SET TASK >> Give the number of lines below that contain the word "altimeter", and nothing else.

----------

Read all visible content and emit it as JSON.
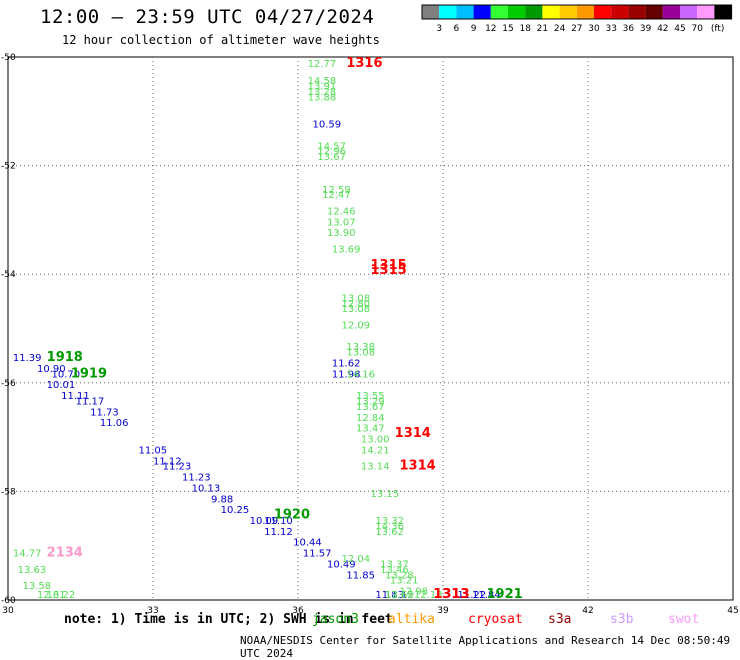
{
  "header": {
    "title": "12:00 — 23:59 UTC 04/27/2024",
    "subtitle": "12 hour collection of altimeter wave heights"
  },
  "colorbar": {
    "colors": [
      "#808080",
      "#00ffff",
      "#00bfff",
      "#0000ff",
      "#33ff33",
      "#00cc00",
      "#009900",
      "#ffff00",
      "#ffcc00",
      "#ff9900",
      "#ff0000",
      "#cc0000",
      "#990000",
      "#660000",
      "#990099",
      "#cc66ff",
      "#ff99ff",
      "#000000"
    ],
    "labels": [
      "3",
      "6",
      "9",
      "12",
      "15",
      "18",
      "21",
      "24",
      "27",
      "30",
      "33",
      "36",
      "39",
      "42",
      "45",
      "70"
    ],
    "unit": "(ft)"
  },
  "footer": {
    "note": "note: 1) Time is in UTC; 2) SWH is in feet",
    "credit": "NOAA/NESDIS Center for Satellite Applications and Research   14 Dec 08:50:49 UTC 2024",
    "satellites": [
      {
        "name": "jason3",
        "color": "#009900"
      },
      {
        "name": "altika",
        "color": "#ff9900"
      },
      {
        "name": "cryosat",
        "color": "#ff0000"
      },
      {
        "name": "s3a",
        "color": "#990000"
      },
      {
        "name": "s3b",
        "color": "#cc99ff"
      },
      {
        "name": "swot",
        "color": "#ff99ff"
      }
    ]
  },
  "chart_data": {
    "type": "scatter",
    "title": "12:00 — 23:59 UTC 04/27/2024",
    "subtitle": "12 hour collection of altimeter wave heights",
    "xlabel": "",
    "ylabel": "",
    "xlim": [
      30,
      45
    ],
    "ylim": [
      -60,
      -50
    ],
    "xticks": [
      "30",
      "33",
      "36",
      "39",
      "42",
      "45"
    ],
    "yticks": [
      "-50",
      "-52",
      "-54",
      "-56",
      "-58",
      "-60"
    ],
    "grid": true,
    "series": [
      {
        "color": "#0000cc",
        "points": [
          {
            "x": 30.1,
            "y": -55.6,
            "label": "11.39"
          },
          {
            "x": 30.6,
            "y": -55.8,
            "label": "10.90"
          },
          {
            "x": 30.9,
            "y": -55.9,
            "label": "10.70"
          },
          {
            "x": 30.8,
            "y": -56.1,
            "label": "10.01"
          },
          {
            "x": 31.1,
            "y": -56.3,
            "label": "11.11"
          },
          {
            "x": 31.4,
            "y": -56.4,
            "label": "11.17"
          },
          {
            "x": 31.7,
            "y": -56.6,
            "label": "11.73"
          },
          {
            "x": 31.9,
            "y": -56.8,
            "label": "11.06"
          },
          {
            "x": 32.7,
            "y": -57.3,
            "label": "11.05"
          },
          {
            "x": 33.0,
            "y": -57.5,
            "label": "11.12"
          },
          {
            "x": 33.2,
            "y": -57.6,
            "label": "11.23"
          },
          {
            "x": 33.6,
            "y": -57.8,
            "label": "11.23"
          },
          {
            "x": 33.8,
            "y": -58.0,
            "label": "10.13"
          },
          {
            "x": 34.2,
            "y": -58.2,
            "label": "9.88"
          },
          {
            "x": 34.4,
            "y": -58.4,
            "label": "10.25"
          },
          {
            "x": 35.0,
            "y": -58.6,
            "label": "10.09"
          },
          {
            "x": 35.3,
            "y": -58.6,
            "label": "11.10"
          },
          {
            "x": 35.3,
            "y": -58.8,
            "label": "11.12"
          },
          {
            "x": 35.9,
            "y": -59.0,
            "label": "10.44"
          },
          {
            "x": 36.1,
            "y": -59.2,
            "label": "11.57"
          },
          {
            "x": 36.6,
            "y": -59.4,
            "label": "10.49"
          },
          {
            "x": 37.0,
            "y": -59.6,
            "label": "11.85"
          },
          {
            "x": 37.6,
            "y": -60.0,
            "label": "11.83"
          },
          {
            "x": 37.8,
            "y": -60.2,
            "label": "11.12"
          },
          {
            "x": 39.3,
            "y": -60.7,
            "label": "11.22"
          },
          {
            "x": 39.6,
            "y": -60.8,
            "label": "11.84"
          },
          {
            "x": 36.3,
            "y": -51.3,
            "label": "10.59"
          },
          {
            "x": 36.7,
            "y": -55.7,
            "label": "11.62"
          },
          {
            "x": 36.7,
            "y": -55.9,
            "label": "11.98"
          }
        ]
      },
      {
        "color": "#55dd55",
        "points": [
          {
            "x": 36.2,
            "y": -50.1,
            "label": "12.77"
          },
          {
            "x": 36.2,
            "y": -50.5,
            "label": "14.58"
          },
          {
            "x": 36.2,
            "y": -50.6,
            "label": "13.91"
          },
          {
            "x": 36.2,
            "y": -50.7,
            "label": "13.28"
          },
          {
            "x": 36.2,
            "y": -50.8,
            "label": "13.88"
          },
          {
            "x": 36.4,
            "y": -51.7,
            "label": "14.57"
          },
          {
            "x": 36.4,
            "y": -51.8,
            "label": "12.96"
          },
          {
            "x": 36.4,
            "y": -51.9,
            "label": "13.67"
          },
          {
            "x": 36.5,
            "y": -52.5,
            "label": "12.59"
          },
          {
            "x": 36.5,
            "y": -52.6,
            "label": "12.47"
          },
          {
            "x": 36.6,
            "y": -52.9,
            "label": "12.46"
          },
          {
            "x": 36.6,
            "y": -53.1,
            "label": "13.07"
          },
          {
            "x": 36.6,
            "y": -53.3,
            "label": "13.90"
          },
          {
            "x": 36.7,
            "y": -53.6,
            "label": "13.69"
          },
          {
            "x": 36.9,
            "y": -54.5,
            "label": "13.08"
          },
          {
            "x": 36.9,
            "y": -54.6,
            "label": "12.80"
          },
          {
            "x": 36.9,
            "y": -54.7,
            "label": "13.08"
          },
          {
            "x": 36.9,
            "y": -55.0,
            "label": "12.09"
          },
          {
            "x": 37.0,
            "y": -55.4,
            "label": "13.38"
          },
          {
            "x": 37.0,
            "y": -55.5,
            "label": "13.08"
          },
          {
            "x": 37.0,
            "y": -55.9,
            "label": "14.16"
          },
          {
            "x": 37.2,
            "y": -56.3,
            "label": "13.55"
          },
          {
            "x": 37.2,
            "y": -56.4,
            "label": "13.29"
          },
          {
            "x": 37.2,
            "y": -56.5,
            "label": "13.67"
          },
          {
            "x": 37.2,
            "y": -56.7,
            "label": "12.84"
          },
          {
            "x": 37.2,
            "y": -56.9,
            "label": "13.47"
          },
          {
            "x": 37.3,
            "y": -57.1,
            "label": "13.00"
          },
          {
            "x": 37.3,
            "y": -57.3,
            "label": "14.21"
          },
          {
            "x": 37.3,
            "y": -57.6,
            "label": "13.14"
          },
          {
            "x": 37.5,
            "y": -58.1,
            "label": "13.15"
          },
          {
            "x": 37.6,
            "y": -58.6,
            "label": "13.32"
          },
          {
            "x": 37.6,
            "y": -58.7,
            "label": "14.36"
          },
          {
            "x": 37.6,
            "y": -58.8,
            "label": "13.62"
          },
          {
            "x": 36.9,
            "y": -59.3,
            "label": "12.04"
          },
          {
            "x": 37.7,
            "y": -59.4,
            "label": "13.37"
          },
          {
            "x": 37.7,
            "y": -59.5,
            "label": "13.46"
          },
          {
            "x": 37.8,
            "y": -59.6,
            "label": "13.28"
          },
          {
            "x": 37.9,
            "y": -59.7,
            "label": "13.21"
          },
          {
            "x": 38.1,
            "y": -59.9,
            "label": "12.98"
          },
          {
            "x": 38.4,
            "y": -60.0,
            "label": "12.13"
          },
          {
            "x": 37.8,
            "y": -60.2,
            "label": "13.55"
          },
          {
            "x": 37.8,
            "y": -60.3,
            "label": "12.62"
          },
          {
            "x": 30.1,
            "y": -59.2,
            "label": "14.77"
          },
          {
            "x": 30.2,
            "y": -59.5,
            "label": "13.63"
          },
          {
            "x": 30.3,
            "y": -59.8,
            "label": "13.58"
          },
          {
            "x": 30.6,
            "y": -60.1,
            "label": "12.61"
          },
          {
            "x": 30.8,
            "y": -60.4,
            "label": "13.22"
          }
        ]
      }
    ],
    "pass_labels": [
      {
        "x": 37.0,
        "y": -50.1,
        "label": "1316",
        "color": "#ff0000"
      },
      {
        "x": 37.5,
        "y": -53.9,
        "label": "1315",
        "color": "#ff0000"
      },
      {
        "x": 37.5,
        "y": -54.0,
        "label": "1315",
        "color": "#ff0000"
      },
      {
        "x": 38.0,
        "y": -57.0,
        "label": "1314",
        "color": "#ff0000"
      },
      {
        "x": 38.1,
        "y": -57.6,
        "label": "1314",
        "color": "#ff0000"
      },
      {
        "x": 38.8,
        "y": -60.2,
        "label": "1313",
        "color": "#ff0000"
      },
      {
        "x": 38.8,
        "y": -60.3,
        "label": "1313",
        "color": "#ff0000"
      },
      {
        "x": 30.8,
        "y": -55.6,
        "label": "1918",
        "color": "#009900"
      },
      {
        "x": 31.3,
        "y": -55.9,
        "label": "1919",
        "color": "#009900"
      },
      {
        "x": 35.5,
        "y": -58.5,
        "label": "1920",
        "color": "#009900"
      },
      {
        "x": 39.9,
        "y": -60.6,
        "label": "1921",
        "color": "#009900"
      },
      {
        "x": 30.8,
        "y": -59.2,
        "label": "2134",
        "color": "#ff99cc"
      }
    ]
  }
}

----------

REPLY >> 2